— Work to complete —
State how many lines of the records contain the string "text", and give no other information.

[Extracted records]
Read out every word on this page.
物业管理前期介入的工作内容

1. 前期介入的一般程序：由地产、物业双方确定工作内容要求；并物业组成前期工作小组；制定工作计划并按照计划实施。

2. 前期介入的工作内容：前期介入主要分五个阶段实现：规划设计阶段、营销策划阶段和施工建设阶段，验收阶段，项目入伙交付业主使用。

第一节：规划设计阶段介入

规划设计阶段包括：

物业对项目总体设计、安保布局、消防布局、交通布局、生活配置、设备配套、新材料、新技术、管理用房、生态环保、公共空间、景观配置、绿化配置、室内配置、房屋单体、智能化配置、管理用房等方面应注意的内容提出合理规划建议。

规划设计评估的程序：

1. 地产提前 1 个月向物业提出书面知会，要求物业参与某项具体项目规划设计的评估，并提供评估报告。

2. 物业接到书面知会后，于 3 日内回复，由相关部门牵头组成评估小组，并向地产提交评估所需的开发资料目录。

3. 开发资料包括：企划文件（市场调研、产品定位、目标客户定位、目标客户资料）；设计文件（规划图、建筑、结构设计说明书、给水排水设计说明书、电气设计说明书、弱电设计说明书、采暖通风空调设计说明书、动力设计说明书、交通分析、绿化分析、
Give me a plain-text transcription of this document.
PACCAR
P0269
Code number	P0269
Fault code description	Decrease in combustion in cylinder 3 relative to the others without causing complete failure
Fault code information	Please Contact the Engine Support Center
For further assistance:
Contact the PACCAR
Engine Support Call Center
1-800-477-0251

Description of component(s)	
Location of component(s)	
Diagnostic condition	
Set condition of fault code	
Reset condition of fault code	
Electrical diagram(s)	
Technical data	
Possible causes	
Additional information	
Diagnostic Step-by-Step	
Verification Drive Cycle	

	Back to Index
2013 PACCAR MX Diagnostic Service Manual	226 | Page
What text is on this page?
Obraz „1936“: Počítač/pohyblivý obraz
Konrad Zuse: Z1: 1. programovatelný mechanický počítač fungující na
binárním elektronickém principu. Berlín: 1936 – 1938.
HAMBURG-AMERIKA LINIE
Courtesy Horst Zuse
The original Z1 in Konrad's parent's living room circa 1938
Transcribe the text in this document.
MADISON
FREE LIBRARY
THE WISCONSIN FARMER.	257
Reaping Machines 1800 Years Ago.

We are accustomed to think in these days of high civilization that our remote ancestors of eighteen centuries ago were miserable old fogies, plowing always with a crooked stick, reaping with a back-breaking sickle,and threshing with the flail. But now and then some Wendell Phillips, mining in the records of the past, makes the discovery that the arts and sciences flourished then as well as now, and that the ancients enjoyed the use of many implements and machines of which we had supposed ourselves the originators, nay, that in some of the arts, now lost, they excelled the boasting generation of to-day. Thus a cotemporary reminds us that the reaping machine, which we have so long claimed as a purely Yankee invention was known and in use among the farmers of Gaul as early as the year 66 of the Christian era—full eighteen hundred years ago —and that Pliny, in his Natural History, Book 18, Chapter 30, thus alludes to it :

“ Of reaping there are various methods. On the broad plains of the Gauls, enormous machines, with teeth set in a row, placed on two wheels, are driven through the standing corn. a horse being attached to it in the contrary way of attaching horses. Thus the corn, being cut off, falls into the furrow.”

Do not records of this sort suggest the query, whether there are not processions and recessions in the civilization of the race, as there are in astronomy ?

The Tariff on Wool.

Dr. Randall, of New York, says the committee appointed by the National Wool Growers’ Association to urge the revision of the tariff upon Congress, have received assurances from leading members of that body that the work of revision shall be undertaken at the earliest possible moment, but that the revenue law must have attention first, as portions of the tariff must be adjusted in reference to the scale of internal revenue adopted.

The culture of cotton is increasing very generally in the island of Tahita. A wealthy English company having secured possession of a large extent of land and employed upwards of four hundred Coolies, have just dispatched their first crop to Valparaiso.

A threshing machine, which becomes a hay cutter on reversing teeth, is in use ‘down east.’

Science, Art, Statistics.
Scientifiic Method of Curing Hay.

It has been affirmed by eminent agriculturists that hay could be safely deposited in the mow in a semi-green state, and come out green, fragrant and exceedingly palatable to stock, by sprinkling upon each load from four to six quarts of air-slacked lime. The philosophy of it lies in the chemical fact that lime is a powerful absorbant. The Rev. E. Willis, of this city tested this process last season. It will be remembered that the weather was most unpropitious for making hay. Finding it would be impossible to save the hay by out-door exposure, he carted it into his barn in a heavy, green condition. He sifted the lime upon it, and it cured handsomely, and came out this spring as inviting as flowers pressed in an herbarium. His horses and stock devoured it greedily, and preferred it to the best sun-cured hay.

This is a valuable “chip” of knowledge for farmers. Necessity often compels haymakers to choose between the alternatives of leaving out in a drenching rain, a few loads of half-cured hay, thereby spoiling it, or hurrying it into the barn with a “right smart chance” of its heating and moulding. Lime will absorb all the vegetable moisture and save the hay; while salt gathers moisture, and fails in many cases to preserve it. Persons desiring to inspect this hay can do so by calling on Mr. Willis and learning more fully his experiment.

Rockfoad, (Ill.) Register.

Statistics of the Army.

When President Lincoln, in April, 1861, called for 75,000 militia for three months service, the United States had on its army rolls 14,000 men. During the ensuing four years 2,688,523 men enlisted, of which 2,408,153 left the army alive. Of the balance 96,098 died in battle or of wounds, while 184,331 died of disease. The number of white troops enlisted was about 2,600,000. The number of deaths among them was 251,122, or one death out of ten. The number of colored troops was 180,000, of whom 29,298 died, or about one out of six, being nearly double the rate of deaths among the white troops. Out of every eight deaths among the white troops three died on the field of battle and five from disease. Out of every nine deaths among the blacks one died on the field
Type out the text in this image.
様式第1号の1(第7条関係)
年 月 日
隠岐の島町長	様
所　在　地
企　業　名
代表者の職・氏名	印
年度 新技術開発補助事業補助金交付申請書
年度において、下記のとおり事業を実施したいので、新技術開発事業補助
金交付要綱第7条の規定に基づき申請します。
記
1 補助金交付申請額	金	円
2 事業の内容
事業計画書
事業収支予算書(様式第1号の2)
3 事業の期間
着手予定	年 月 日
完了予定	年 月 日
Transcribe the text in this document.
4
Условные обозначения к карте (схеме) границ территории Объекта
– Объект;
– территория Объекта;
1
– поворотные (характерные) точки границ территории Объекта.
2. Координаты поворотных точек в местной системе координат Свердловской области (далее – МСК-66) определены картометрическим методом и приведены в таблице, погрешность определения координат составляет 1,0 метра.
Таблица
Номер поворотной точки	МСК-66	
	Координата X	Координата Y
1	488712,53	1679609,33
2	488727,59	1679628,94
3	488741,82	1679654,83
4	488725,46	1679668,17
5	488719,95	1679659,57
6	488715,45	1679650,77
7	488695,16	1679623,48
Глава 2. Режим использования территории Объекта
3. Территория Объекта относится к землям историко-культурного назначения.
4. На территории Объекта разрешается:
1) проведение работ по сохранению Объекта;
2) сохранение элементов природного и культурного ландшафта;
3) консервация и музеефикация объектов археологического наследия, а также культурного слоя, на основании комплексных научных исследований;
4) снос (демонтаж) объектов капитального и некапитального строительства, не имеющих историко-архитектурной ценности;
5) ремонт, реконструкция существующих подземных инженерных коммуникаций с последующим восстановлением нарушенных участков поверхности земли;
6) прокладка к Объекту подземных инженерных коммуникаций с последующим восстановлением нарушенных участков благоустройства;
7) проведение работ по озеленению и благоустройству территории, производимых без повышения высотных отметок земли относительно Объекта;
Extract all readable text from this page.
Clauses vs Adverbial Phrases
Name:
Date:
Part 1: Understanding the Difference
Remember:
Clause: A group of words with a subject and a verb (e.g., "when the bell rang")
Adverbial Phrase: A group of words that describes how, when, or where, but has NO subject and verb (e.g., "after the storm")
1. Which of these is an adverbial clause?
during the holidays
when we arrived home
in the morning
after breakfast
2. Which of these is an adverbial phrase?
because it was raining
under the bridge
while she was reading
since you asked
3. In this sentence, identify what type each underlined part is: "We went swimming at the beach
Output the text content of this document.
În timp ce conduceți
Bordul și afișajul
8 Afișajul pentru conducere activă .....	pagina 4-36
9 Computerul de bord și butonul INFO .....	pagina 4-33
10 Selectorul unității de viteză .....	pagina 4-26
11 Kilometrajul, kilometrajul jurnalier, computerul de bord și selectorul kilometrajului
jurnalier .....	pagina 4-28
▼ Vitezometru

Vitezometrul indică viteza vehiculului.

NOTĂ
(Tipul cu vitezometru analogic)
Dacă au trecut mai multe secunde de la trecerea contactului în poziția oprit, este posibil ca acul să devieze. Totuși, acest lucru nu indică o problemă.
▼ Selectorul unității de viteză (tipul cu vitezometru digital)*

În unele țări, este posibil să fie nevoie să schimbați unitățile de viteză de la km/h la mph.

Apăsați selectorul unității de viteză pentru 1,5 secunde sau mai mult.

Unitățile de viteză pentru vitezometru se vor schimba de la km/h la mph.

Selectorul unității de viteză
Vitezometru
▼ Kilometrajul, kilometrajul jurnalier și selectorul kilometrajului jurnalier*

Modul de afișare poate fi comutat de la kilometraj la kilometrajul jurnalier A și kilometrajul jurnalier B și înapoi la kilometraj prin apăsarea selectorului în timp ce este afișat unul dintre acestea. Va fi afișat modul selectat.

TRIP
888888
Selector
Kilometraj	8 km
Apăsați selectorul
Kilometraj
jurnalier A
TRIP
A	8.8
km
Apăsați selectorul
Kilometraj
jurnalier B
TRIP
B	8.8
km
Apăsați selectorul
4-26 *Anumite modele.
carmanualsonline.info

— Correct result —
7